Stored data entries

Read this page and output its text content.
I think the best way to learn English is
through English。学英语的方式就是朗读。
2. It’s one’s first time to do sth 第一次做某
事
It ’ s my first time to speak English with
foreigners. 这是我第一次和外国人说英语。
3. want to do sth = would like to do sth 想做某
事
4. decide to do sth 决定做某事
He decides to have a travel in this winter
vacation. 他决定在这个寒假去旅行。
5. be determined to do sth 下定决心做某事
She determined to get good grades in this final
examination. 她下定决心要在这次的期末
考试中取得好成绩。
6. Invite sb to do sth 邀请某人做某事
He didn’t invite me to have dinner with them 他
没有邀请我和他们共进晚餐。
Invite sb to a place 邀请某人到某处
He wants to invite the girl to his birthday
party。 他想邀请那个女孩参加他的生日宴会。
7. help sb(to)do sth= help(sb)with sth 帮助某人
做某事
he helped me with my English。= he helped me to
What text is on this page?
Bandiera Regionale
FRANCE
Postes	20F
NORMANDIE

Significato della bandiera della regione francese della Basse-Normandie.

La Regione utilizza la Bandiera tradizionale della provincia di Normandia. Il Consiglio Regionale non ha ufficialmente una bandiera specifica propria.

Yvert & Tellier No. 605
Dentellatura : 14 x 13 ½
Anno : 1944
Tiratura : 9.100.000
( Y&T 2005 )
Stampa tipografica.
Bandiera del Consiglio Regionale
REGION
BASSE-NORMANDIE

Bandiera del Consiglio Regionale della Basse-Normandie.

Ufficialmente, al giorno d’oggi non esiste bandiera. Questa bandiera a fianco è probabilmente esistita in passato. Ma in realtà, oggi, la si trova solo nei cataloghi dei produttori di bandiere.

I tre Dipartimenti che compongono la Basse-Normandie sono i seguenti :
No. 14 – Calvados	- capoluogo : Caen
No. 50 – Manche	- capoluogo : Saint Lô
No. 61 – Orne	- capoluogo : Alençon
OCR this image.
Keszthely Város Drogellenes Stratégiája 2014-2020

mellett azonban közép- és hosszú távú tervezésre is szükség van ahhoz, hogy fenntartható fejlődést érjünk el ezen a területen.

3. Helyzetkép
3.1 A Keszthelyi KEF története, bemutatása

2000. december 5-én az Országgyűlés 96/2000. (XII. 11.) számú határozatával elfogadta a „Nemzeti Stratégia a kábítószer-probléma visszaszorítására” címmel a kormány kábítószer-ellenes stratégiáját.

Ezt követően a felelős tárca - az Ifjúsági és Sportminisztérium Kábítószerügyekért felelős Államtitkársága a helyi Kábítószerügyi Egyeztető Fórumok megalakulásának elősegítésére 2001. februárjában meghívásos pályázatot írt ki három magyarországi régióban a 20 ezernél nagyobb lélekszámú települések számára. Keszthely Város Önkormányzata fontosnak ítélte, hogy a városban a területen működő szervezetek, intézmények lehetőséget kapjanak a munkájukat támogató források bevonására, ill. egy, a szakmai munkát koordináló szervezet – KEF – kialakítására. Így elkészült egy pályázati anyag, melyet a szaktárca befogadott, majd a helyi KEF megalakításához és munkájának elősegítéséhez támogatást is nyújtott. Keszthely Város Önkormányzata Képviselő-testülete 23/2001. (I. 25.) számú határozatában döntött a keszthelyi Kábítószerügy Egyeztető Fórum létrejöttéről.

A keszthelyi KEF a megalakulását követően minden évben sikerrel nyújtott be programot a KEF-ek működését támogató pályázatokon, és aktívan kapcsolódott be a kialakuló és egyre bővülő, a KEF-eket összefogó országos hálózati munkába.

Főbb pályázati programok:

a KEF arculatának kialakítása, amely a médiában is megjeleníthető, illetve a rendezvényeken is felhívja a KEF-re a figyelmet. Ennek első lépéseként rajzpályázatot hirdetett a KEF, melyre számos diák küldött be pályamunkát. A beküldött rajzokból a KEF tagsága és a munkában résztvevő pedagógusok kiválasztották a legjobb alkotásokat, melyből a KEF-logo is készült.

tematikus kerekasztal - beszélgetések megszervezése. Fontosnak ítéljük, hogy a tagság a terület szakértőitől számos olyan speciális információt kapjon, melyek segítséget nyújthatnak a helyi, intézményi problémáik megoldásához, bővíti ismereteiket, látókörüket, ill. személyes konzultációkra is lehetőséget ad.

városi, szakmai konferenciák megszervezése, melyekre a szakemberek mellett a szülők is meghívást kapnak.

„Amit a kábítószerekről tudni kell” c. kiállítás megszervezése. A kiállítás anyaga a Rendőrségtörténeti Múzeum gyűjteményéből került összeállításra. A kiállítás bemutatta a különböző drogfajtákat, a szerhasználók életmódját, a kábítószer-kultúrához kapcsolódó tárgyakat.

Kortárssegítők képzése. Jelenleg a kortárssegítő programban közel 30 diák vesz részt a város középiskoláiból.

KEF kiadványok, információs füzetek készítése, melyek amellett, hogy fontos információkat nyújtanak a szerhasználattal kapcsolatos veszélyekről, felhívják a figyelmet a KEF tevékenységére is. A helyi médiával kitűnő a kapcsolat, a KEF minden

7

▶ [Task details]: Only lines that contain the word "with" are wanted; copy each of them.

▶ [Problem solution]:
It ’ s my first time to speak English with
He didn’t invite me to have dinner with them 他
7. help sb(to)do sth= help(sb)with sth 帮助某人
he helped me with my English。= he helped me to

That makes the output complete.